Extracts from a graphics dataset:
● ● ●
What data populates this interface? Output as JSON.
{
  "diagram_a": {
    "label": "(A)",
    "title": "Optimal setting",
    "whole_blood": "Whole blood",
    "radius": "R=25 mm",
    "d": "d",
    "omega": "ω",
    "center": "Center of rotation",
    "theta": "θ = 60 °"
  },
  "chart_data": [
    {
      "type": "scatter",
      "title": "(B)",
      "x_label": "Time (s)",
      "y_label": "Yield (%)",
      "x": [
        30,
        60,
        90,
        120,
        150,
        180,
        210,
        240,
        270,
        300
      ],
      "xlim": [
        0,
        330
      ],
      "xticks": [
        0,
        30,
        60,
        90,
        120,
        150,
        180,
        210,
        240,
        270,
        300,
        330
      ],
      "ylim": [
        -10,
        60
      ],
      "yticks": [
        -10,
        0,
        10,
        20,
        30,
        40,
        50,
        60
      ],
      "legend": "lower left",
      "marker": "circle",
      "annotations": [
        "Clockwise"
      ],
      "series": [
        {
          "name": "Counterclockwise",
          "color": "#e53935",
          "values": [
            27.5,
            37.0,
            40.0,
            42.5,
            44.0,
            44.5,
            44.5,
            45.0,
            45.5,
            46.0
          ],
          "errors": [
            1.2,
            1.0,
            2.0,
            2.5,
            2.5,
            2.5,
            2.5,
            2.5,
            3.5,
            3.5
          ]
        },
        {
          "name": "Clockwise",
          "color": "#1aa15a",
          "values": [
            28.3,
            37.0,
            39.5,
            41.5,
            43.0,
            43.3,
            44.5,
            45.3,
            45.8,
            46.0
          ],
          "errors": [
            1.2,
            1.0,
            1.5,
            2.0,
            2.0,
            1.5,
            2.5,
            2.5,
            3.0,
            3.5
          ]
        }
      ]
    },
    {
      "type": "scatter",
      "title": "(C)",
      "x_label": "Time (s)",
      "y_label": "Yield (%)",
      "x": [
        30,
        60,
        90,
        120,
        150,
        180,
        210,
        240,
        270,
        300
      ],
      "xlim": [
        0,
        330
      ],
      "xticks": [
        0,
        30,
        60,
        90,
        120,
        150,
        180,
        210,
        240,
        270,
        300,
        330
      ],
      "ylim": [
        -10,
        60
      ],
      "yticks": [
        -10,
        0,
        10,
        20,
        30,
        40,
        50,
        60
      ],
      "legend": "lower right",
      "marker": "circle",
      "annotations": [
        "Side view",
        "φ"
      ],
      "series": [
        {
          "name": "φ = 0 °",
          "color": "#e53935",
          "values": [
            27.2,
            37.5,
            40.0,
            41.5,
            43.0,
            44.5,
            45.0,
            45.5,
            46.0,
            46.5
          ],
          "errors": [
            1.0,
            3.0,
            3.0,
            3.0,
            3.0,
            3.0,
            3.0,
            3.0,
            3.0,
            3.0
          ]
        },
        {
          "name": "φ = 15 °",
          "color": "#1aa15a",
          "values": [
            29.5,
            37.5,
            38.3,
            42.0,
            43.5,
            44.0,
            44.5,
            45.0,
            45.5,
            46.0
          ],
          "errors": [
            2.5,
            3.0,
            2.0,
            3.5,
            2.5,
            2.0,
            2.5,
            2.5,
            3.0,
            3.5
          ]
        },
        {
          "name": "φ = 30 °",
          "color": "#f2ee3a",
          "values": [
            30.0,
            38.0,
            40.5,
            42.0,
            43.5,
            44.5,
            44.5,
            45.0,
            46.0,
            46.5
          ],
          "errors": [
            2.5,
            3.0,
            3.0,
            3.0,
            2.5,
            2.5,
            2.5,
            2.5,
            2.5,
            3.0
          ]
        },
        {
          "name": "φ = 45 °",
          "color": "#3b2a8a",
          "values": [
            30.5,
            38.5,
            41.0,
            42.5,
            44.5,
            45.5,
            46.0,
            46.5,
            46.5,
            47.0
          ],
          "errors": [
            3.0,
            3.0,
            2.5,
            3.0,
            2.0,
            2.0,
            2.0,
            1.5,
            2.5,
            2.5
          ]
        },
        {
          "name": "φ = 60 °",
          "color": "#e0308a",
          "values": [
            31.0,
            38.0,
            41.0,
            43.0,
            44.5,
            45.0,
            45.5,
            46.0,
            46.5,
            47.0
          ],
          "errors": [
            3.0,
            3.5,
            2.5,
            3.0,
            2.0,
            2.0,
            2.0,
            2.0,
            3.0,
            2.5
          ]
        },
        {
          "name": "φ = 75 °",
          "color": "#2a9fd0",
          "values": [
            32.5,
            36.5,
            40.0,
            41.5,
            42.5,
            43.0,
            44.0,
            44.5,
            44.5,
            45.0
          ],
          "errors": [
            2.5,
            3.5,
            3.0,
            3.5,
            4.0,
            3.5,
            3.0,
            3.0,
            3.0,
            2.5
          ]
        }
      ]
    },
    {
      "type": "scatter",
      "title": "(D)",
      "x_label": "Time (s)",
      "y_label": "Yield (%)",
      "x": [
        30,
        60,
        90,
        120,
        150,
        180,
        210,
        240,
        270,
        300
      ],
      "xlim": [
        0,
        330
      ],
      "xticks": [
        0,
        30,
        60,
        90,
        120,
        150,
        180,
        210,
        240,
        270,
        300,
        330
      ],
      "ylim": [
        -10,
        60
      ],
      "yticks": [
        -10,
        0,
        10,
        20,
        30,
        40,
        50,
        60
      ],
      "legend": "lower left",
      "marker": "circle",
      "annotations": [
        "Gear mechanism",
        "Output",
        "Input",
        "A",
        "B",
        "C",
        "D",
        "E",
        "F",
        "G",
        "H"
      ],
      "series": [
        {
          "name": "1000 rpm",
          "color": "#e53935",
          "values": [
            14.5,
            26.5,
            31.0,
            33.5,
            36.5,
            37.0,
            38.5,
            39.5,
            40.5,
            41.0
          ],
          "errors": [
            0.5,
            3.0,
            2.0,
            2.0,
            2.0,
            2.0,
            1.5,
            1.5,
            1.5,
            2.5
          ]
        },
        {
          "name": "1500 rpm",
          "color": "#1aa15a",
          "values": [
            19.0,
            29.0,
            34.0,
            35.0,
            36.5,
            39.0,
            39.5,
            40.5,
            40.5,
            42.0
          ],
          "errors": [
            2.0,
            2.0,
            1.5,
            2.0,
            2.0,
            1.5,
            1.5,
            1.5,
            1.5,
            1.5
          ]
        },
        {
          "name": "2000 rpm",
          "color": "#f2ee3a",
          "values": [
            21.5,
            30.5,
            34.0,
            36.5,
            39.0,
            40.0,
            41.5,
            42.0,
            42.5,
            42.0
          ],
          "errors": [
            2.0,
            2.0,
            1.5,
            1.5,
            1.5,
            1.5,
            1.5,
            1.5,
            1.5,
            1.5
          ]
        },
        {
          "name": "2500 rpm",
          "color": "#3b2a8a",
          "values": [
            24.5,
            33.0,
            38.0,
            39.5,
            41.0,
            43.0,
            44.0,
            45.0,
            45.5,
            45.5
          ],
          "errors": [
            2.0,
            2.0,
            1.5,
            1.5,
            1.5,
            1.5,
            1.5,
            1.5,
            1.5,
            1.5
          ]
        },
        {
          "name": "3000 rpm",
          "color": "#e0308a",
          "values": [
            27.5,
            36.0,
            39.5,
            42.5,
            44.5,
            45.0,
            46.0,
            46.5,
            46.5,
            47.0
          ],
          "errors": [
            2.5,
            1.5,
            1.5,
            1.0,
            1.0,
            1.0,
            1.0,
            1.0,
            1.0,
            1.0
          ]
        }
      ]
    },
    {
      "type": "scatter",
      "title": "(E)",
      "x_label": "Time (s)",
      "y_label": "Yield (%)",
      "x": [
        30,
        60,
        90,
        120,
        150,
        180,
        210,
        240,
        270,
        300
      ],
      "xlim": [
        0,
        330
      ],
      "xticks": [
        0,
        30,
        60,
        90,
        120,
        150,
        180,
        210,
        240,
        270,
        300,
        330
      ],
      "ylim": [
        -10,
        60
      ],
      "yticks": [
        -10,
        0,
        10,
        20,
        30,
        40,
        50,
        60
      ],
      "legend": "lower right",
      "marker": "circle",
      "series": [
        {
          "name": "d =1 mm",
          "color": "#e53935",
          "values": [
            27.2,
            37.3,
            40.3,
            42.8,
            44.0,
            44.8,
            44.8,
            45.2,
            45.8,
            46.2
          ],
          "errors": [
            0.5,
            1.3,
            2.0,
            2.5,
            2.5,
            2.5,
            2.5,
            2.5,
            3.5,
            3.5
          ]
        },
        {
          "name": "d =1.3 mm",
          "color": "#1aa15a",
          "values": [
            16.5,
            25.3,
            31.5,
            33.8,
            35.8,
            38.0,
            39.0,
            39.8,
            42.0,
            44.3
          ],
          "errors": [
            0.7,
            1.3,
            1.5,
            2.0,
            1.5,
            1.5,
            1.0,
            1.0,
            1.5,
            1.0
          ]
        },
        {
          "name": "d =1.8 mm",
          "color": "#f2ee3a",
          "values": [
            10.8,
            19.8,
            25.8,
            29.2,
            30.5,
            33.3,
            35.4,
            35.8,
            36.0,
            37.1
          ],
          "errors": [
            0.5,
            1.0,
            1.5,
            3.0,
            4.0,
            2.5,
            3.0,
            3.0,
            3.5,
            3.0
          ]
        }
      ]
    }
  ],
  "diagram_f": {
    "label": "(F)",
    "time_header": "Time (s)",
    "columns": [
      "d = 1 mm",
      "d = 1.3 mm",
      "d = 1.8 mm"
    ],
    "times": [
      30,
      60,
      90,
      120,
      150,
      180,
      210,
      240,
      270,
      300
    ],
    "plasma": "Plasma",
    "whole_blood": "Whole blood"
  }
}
● ● ●
== WHAT YOU ARE ASKED TO DO ==
Write the number of lines containing the word "title" and nothing besides it.

== CORRECT OUTPUT ==
5